YOUR OBJECTIVE:
Report only the number of lines in the records that contain the word "position".

INPUT ROWS:
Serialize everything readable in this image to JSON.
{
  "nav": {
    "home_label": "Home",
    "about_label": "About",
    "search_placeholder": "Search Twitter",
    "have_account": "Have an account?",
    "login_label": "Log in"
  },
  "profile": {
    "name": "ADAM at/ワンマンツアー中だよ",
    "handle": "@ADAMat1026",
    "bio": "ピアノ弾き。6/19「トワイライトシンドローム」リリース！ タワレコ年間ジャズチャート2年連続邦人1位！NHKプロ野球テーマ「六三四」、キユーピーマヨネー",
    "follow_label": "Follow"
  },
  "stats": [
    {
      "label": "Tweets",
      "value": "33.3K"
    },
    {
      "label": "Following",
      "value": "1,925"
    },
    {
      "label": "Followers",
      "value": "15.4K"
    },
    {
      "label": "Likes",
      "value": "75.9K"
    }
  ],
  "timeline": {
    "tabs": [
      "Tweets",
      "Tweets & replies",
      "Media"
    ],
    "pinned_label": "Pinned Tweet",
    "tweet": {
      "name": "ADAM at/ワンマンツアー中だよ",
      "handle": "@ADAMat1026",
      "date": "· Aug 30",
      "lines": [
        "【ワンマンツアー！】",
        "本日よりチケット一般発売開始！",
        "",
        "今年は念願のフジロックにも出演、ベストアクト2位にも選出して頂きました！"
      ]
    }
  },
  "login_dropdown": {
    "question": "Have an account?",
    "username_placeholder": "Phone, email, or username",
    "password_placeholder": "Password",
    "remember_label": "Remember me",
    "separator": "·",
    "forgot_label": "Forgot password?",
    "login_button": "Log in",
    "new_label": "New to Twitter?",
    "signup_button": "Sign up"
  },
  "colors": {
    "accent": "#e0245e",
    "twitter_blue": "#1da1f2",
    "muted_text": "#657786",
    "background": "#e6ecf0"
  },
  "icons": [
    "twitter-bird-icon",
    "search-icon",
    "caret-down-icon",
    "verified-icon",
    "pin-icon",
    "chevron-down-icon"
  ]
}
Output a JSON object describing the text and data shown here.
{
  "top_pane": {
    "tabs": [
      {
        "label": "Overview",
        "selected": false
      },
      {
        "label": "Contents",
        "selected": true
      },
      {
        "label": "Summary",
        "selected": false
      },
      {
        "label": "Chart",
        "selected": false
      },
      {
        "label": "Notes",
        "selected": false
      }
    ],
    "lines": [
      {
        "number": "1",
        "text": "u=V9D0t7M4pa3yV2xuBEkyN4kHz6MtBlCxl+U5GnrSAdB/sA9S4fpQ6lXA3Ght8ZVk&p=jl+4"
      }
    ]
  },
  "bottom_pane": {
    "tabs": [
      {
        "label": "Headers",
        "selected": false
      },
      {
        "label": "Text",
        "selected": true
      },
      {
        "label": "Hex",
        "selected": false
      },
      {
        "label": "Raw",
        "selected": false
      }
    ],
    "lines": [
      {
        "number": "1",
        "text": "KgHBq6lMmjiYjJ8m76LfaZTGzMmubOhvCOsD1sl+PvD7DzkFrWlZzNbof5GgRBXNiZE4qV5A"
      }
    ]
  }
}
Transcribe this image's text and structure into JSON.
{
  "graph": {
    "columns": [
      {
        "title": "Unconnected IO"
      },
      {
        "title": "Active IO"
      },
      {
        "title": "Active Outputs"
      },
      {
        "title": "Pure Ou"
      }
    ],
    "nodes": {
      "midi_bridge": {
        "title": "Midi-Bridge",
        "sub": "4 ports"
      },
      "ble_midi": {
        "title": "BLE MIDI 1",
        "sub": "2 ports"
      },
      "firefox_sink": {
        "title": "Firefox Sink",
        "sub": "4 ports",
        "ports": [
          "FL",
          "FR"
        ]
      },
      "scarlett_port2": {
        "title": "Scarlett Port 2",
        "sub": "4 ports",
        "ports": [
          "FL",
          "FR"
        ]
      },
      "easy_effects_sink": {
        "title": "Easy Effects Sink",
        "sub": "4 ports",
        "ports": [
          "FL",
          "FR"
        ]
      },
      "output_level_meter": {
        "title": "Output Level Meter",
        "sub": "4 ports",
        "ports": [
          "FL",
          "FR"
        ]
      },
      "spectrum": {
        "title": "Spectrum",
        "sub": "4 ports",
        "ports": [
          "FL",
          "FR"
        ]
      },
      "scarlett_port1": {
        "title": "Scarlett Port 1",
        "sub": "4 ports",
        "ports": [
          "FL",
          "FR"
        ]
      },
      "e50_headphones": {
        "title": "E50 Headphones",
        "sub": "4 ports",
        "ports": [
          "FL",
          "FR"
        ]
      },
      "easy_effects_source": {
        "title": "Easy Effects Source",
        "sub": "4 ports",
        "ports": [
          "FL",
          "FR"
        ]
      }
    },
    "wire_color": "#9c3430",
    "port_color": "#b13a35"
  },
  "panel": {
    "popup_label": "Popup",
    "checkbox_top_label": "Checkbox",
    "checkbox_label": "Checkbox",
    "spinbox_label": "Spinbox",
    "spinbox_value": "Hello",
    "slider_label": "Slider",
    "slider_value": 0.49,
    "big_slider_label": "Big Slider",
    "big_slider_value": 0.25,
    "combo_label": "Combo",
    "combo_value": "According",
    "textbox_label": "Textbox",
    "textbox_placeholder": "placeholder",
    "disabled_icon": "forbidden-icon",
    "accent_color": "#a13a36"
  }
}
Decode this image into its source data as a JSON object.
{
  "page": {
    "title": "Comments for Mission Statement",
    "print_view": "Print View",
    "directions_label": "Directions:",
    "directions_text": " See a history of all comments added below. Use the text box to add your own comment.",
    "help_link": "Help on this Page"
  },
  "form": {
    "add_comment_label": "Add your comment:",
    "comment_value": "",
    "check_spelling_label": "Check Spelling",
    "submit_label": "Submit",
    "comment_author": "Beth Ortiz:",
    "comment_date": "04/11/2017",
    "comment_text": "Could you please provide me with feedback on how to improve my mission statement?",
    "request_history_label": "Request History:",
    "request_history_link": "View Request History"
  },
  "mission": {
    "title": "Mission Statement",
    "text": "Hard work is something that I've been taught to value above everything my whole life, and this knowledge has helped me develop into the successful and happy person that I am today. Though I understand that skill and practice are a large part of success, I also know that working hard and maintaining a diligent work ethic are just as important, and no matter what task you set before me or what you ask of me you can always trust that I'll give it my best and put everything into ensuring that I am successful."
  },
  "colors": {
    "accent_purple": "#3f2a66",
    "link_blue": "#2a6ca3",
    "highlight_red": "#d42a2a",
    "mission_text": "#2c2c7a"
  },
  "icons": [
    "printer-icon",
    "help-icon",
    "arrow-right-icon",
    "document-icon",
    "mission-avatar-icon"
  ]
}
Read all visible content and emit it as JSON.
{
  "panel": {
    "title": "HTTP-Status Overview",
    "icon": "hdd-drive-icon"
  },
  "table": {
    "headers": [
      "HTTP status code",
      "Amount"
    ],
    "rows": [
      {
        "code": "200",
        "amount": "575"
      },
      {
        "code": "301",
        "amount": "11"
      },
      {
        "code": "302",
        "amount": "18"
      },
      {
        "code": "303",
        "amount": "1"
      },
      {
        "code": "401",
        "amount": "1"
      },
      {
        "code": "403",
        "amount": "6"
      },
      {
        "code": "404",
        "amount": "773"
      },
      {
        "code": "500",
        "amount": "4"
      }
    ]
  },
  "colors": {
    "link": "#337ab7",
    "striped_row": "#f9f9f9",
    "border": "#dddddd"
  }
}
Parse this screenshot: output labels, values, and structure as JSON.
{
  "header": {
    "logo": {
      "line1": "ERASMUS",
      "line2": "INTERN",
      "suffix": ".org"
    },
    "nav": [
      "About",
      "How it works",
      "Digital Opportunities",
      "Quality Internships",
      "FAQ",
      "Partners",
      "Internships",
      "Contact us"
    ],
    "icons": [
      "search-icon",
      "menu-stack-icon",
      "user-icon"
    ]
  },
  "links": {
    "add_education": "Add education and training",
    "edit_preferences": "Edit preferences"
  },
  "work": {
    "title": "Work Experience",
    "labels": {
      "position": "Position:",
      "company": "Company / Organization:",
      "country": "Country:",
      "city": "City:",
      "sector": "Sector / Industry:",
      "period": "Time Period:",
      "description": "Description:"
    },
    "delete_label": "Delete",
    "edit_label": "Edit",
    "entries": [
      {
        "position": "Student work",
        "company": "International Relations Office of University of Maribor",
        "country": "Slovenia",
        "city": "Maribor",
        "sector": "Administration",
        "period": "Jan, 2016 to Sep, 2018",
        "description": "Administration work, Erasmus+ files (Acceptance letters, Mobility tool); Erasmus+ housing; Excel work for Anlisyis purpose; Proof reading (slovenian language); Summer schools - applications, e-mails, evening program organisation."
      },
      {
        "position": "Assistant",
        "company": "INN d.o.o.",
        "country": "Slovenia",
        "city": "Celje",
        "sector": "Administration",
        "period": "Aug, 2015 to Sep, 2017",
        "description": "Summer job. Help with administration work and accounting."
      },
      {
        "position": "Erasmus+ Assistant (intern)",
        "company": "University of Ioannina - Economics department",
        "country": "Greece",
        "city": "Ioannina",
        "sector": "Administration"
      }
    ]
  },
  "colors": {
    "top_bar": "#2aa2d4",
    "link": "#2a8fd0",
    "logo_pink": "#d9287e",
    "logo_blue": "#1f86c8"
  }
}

EXERCISE OUTPUT:
4